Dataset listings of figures
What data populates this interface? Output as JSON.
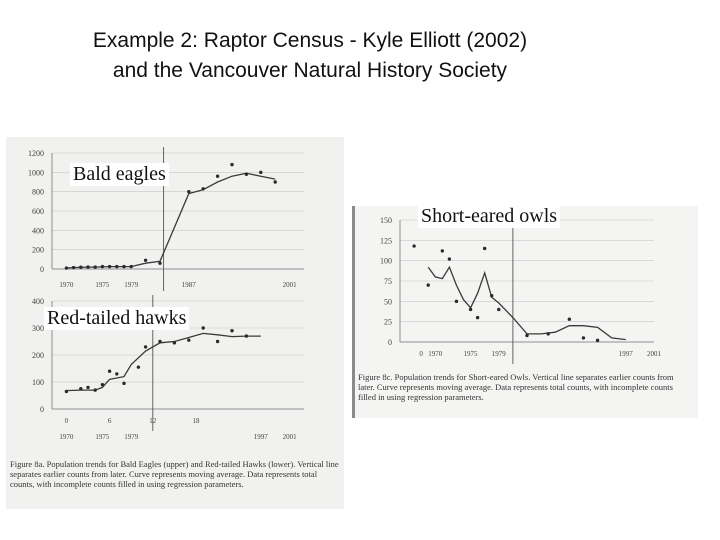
{
  "slide": {
    "title_line1": "Example 2: Raptor Census - Kyle Elliott (2002)",
    "title_line2": "and the Vancouver Natural History Society"
  },
  "labels": {
    "bald_eagles": "Bald eagles",
    "red_tailed_hawks": "Red-tailed hawks",
    "short_eared_owls": "Short-eared owls"
  },
  "captions": {
    "figure_8a": "Figure 8a. Population trends for Bald Eagles (upper) and Red-tailed Hawks (lower). Vertical line separates earlier counts from later. Curve represents moving average. Data represents total counts, with incomplete counts filled in using regression parameters.",
    "figure_8c": "Figure 8c. Population trends for Short-eared Owls. Vertical line separates earlier counts from later. Curve represents moving average. Data represents total counts, with incomplete counts filled in using regression parameters."
  },
  "colors": {
    "line": "#3a3a3a",
    "marker": "#2a2a2a",
    "grid": "#c8c8c8",
    "axis": "#777777"
  },
  "chart_data": [
    {
      "type": "line",
      "title": "Bald eagles",
      "yticks": [
        "1200",
        "1000",
        "800",
        "600",
        "400",
        "200",
        "0"
      ],
      "ytick_values": [
        1200,
        1000,
        800,
        600,
        400,
        200,
        0
      ],
      "xticks": [
        "1970",
        "1975",
        "1979",
        "1987",
        "2001"
      ],
      "xtick_values": [
        1970,
        1975,
        1979,
        1987,
        2001
      ],
      "ylim": [
        0,
        1200
      ],
      "divider_x": 1983.5,
      "series": [
        {
          "values": [
            {
              "x": 1970,
              "y": 10
            },
            {
              "x": 1971,
              "y": 15
            },
            {
              "x": 1972,
              "y": 18
            },
            {
              "x": 1973,
              "y": 20
            },
            {
              "x": 1974,
              "y": 20
            },
            {
              "x": 1975,
              "y": 22
            },
            {
              "x": 1976,
              "y": 25
            },
            {
              "x": 1977,
              "y": 25
            },
            {
              "x": 1978,
              "y": 25
            },
            {
              "x": 1979,
              "y": 25
            },
            {
              "x": 1981,
              "y": 60
            },
            {
              "x": 1983,
              "y": 80
            },
            {
              "x": 1987,
              "y": 780
            },
            {
              "x": 1989,
              "y": 820
            },
            {
              "x": 1991,
              "y": 900
            },
            {
              "x": 1993,
              "y": 960
            },
            {
              "x": 1995,
              "y": 990
            },
            {
              "x": 1997,
              "y": 960
            },
            {
              "x": 1999,
              "y": 930
            }
          ]
        }
      ],
      "points": [
        {
          "x": 1970,
          "y": 10
        },
        {
          "x": 1971,
          "y": 15
        },
        {
          "x": 1972,
          "y": 18
        },
        {
          "x": 1973,
          "y": 20
        },
        {
          "x": 1974,
          "y": 20
        },
        {
          "x": 1975,
          "y": 25
        },
        {
          "x": 1976,
          "y": 25
        },
        {
          "x": 1977,
          "y": 25
        },
        {
          "x": 1978,
          "y": 25
        },
        {
          "x": 1979,
          "y": 25
        },
        {
          "x": 1981,
          "y": 90
        },
        {
          "x": 1983,
          "y": 60
        },
        {
          "x": 1987,
          "y": 800
        },
        {
          "x": 1989,
          "y": 830
        },
        {
          "x": 1991,
          "y": 960
        },
        {
          "x": 1993,
          "y": 1080
        },
        {
          "x": 1995,
          "y": 980
        },
        {
          "x": 1997,
          "y": 1000
        },
        {
          "x": 1999,
          "y": 900
        }
      ]
    },
    {
      "type": "line",
      "title": "Red-tailed hawks",
      "yticks": [
        "400",
        "300",
        "200",
        "100",
        "0"
      ],
      "ytick_values": [
        400,
        300,
        200,
        100,
        0
      ],
      "xticks": [
        "1970",
        "1975",
        "1979",
        "1997",
        "2001"
      ],
      "xtick_values": [
        1970,
        1975,
        1979,
        1997,
        2001
      ],
      "xticks_secondary": [
        "0",
        "6",
        "12",
        "18"
      ],
      "xticks_secondary_values": [
        1970,
        1976,
        1982,
        1988
      ],
      "ylim": [
        0,
        400
      ],
      "divider_x": 1982,
      "series": [
        {
          "values": [
            {
              "x": 1970,
              "y": 68
            },
            {
              "x": 1972,
              "y": 70
            },
            {
              "x": 1974,
              "y": 70
            },
            {
              "x": 1975,
              "y": 80
            },
            {
              "x": 1976,
              "y": 110
            },
            {
              "x": 1978,
              "y": 120
            },
            {
              "x": 1979,
              "y": 165
            },
            {
              "x": 1981,
              "y": 215
            },
            {
              "x": 1983,
              "y": 245
            },
            {
              "x": 1985,
              "y": 250
            },
            {
              "x": 1987,
              "y": 265
            },
            {
              "x": 1989,
              "y": 280
            },
            {
              "x": 1991,
              "y": 275
            },
            {
              "x": 1993,
              "y": 268
            },
            {
              "x": 1995,
              "y": 270
            },
            {
              "x": 1997,
              "y": 270
            }
          ]
        }
      ],
      "points": [
        {
          "x": 1970,
          "y": 65
        },
        {
          "x": 1972,
          "y": 75
        },
        {
          "x": 1973,
          "y": 80
        },
        {
          "x": 1974,
          "y": 70
        },
        {
          "x": 1975,
          "y": 90
        },
        {
          "x": 1976,
          "y": 140
        },
        {
          "x": 1977,
          "y": 130
        },
        {
          "x": 1978,
          "y": 95
        },
        {
          "x": 1980,
          "y": 155
        },
        {
          "x": 1981,
          "y": 230
        },
        {
          "x": 1983,
          "y": 250
        },
        {
          "x": 1985,
          "y": 245
        },
        {
          "x": 1987,
          "y": 255
        },
        {
          "x": 1989,
          "y": 300
        },
        {
          "x": 1991,
          "y": 250
        },
        {
          "x": 1993,
          "y": 290
        },
        {
          "x": 1995,
          "y": 270
        }
      ]
    },
    {
      "type": "line",
      "title": "Short-eared owls",
      "yticks": [
        "150",
        "125",
        "100",
        "75",
        "50",
        "25",
        "0"
      ],
      "ytick_values": [
        150,
        125,
        100,
        75,
        50,
        25,
        0
      ],
      "xticks": [
        "1970",
        "1975",
        "1979",
        "1997",
        "2001"
      ],
      "xtick_values": [
        1970,
        1975,
        1979,
        1997,
        2001
      ],
      "xticks_secondary": [
        "0"
      ],
      "xticks_secondary_values": [
        1968
      ],
      "ylim": [
        0,
        150
      ],
      "divider_x": 1981,
      "series": [
        {
          "values": [
            {
              "x": 1969,
              "y": 92
            },
            {
              "x": 1970,
              "y": 80
            },
            {
              "x": 1971,
              "y": 78
            },
            {
              "x": 1972,
              "y": 92
            },
            {
              "x": 1973,
              "y": 70
            },
            {
              "x": 1974,
              "y": 52
            },
            {
              "x": 1975,
              "y": 42
            },
            {
              "x": 1976,
              "y": 60
            },
            {
              "x": 1977,
              "y": 85
            },
            {
              "x": 1978,
              "y": 55
            },
            {
              "x": 1979,
              "y": 48
            },
            {
              "x": 1981,
              "y": 30
            },
            {
              "x": 1983,
              "y": 10
            },
            {
              "x": 1985,
              "y": 10
            },
            {
              "x": 1987,
              "y": 12
            },
            {
              "x": 1989,
              "y": 20
            },
            {
              "x": 1991,
              "y": 20
            },
            {
              "x": 1993,
              "y": 18
            },
            {
              "x": 1995,
              "y": 5
            },
            {
              "x": 1997,
              "y": 3
            }
          ]
        }
      ],
      "points": [
        {
          "x": 1967,
          "y": 118
        },
        {
          "x": 1969,
          "y": 70
        },
        {
          "x": 1971,
          "y": 112
        },
        {
          "x": 1972,
          "y": 102
        },
        {
          "x": 1973,
          "y": 50
        },
        {
          "x": 1975,
          "y": 40
        },
        {
          "x": 1976,
          "y": 30
        },
        {
          "x": 1977,
          "y": 115
        },
        {
          "x": 1978,
          "y": 57
        },
        {
          "x": 1979,
          "y": 40
        },
        {
          "x": 1983,
          "y": 8
        },
        {
          "x": 1986,
          "y": 10
        },
        {
          "x": 1989,
          "y": 28
        },
        {
          "x": 1991,
          "y": 5
        },
        {
          "x": 1993,
          "y": 2
        }
      ]
    }
  ]
}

▸ WORK INSTRUCTIONS
Scan the listing above for the word "from" and copy every line that holds it.

▸ ANSWER
    "figure_8a": "Figure 8a. Population trends for Bald Eagles (upper) and Red-tailed Hawks (lower). Vertical line separates earlier counts from later. Curve represents moving average. Data represents total counts, with incomplete counts filled in using regression parameters.",
    "figure_8c": "Figure 8c. Population trends for Short-eared Owls. Vertical line separates earlier counts from later. Curve represents moving average. Data represents total counts, with incomplete counts filled in using regression parameters."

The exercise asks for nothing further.